### [EXERCISE GOAL]
Locate the string "this" in the listing below. Copy every line where it is found.

(Figure record extracts)
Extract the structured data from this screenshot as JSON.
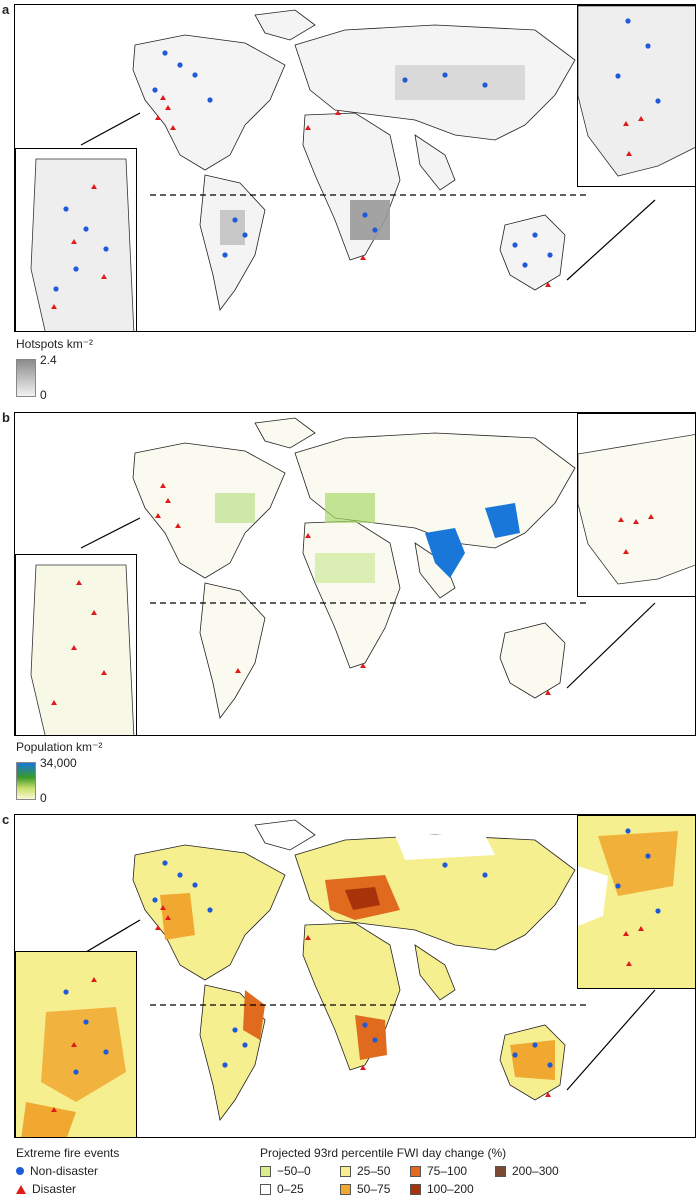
{
  "panels": [
    {
      "letter": "a",
      "scale_title": "Hotspots km⁻²",
      "scale_max": "2.4",
      "scale_min": "0"
    },
    {
      "letter": "b",
      "scale_title": "Population km⁻²",
      "scale_max": "34,000",
      "scale_min": "0"
    },
    {
      "letter": "c"
    }
  ],
  "legend": {
    "events_title": "Extreme fire events",
    "non_disaster": "Non-disaster",
    "disaster": "Disaster",
    "fwi_title": "Projected 93rd percentile FWI day change (%)",
    "classes": [
      {
        "label": "−50–0",
        "color": "#d8ee8a"
      },
      {
        "label": "0–25",
        "color": "#ffffff"
      },
      {
        "label": "25–50",
        "color": "#f6ef8f"
      },
      {
        "label": "50–75",
        "color": "#f0a830"
      },
      {
        "label": "75–100",
        "color": "#e06a1e"
      },
      {
        "label": "100–200",
        "color": "#a8320a"
      },
      {
        "label": "200–300",
        "color": "#7a4a32"
      }
    ]
  },
  "colors": {
    "non_disaster": "#1f5bd8",
    "disaster": "#e01b1b",
    "hotspot_dark": "#8c8c8c",
    "hotspot_light": "#f2f2f2",
    "pop_high": "#1877d8",
    "pop_mid": "#3a9a2a",
    "pop_low": "#f2f5c8"
  }
}
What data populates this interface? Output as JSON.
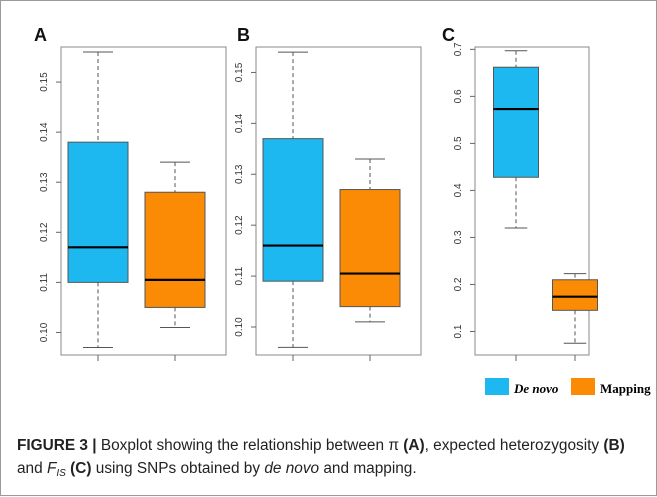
{
  "figure": {
    "figure_label": "FIGURE 3 |",
    "caption_parts": [
      {
        "t": "Boxplot showing the relationship between π "
      },
      {
        "t": "(A)",
        "b": true
      },
      {
        "t": ", expected heterozygosity "
      },
      {
        "t": "(B)",
        "b": true
      },
      {
        "t": " and "
      },
      {
        "t": "F",
        "i": true
      },
      {
        "t": "IS",
        "sub": true,
        "i": true
      },
      {
        "t": " "
      },
      {
        "t": "(C)",
        "b": true
      },
      {
        "t": " using SNPs obtained by "
      },
      {
        "t": "de novo",
        "i": true
      },
      {
        "t": " and mapping."
      }
    ]
  },
  "legend": {
    "items": [
      {
        "label": "De novo",
        "color": "#1db8ef",
        "italic": true
      },
      {
        "label": "Mapping",
        "color": "#fb8a04",
        "italic": false
      }
    ]
  },
  "colors": {
    "de_novo": "#1db8ef",
    "mapping": "#fb8a04",
    "frame": "#888888",
    "whisker": "#555555"
  },
  "chart_data": [
    {
      "type": "box",
      "panel_label": "A",
      "ylim": [
        0.0955,
        0.157
      ],
      "yticks": [
        0.1,
        0.11,
        0.12,
        0.13,
        0.14,
        0.15
      ],
      "tick_labels": [
        "0.10",
        "0.11",
        "0.12",
        "0.13",
        "0.14",
        "0.15"
      ],
      "series": [
        {
          "name": "De novo",
          "min": 0.097,
          "q1": 0.11,
          "median": 0.117,
          "q3": 0.138,
          "max": 0.156
        },
        {
          "name": "Mapping",
          "min": 0.101,
          "q1": 0.105,
          "median": 0.1105,
          "q3": 0.128,
          "max": 0.134
        }
      ]
    },
    {
      "type": "box",
      "panel_label": "B",
      "ylim": [
        0.0945,
        0.155
      ],
      "yticks": [
        0.1,
        0.11,
        0.12,
        0.13,
        0.14,
        0.15
      ],
      "tick_labels": [
        "0.10",
        "0.11",
        "0.12",
        "0.13",
        "0.14",
        "0.15"
      ],
      "series": [
        {
          "name": "De novo",
          "min": 0.096,
          "q1": 0.109,
          "median": 0.116,
          "q3": 0.137,
          "max": 0.154
        },
        {
          "name": "Mapping",
          "min": 0.101,
          "q1": 0.104,
          "median": 0.1105,
          "q3": 0.127,
          "max": 0.133
        }
      ]
    },
    {
      "type": "box",
      "panel_label": "C",
      "ylim": [
        0.05,
        0.705
      ],
      "yticks": [
        0.1,
        0.2,
        0.3,
        0.4,
        0.5,
        0.6,
        0.7
      ],
      "tick_labels": [
        "0.1",
        "0.2",
        "0.3",
        "0.4",
        "0.5",
        "0.6",
        "0.7"
      ],
      "series": [
        {
          "name": "De novo",
          "min": 0.32,
          "q1": 0.428,
          "median": 0.573,
          "q3": 0.662,
          "max": 0.697
        },
        {
          "name": "Mapping",
          "min": 0.075,
          "q1": 0.145,
          "median": 0.174,
          "q3": 0.21,
          "max": 0.223
        }
      ]
    }
  ]
}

### [RESPONSE BELOW]
Extract the structured data from this screenshot as JSON.
What data populates this interface? Output as JSON.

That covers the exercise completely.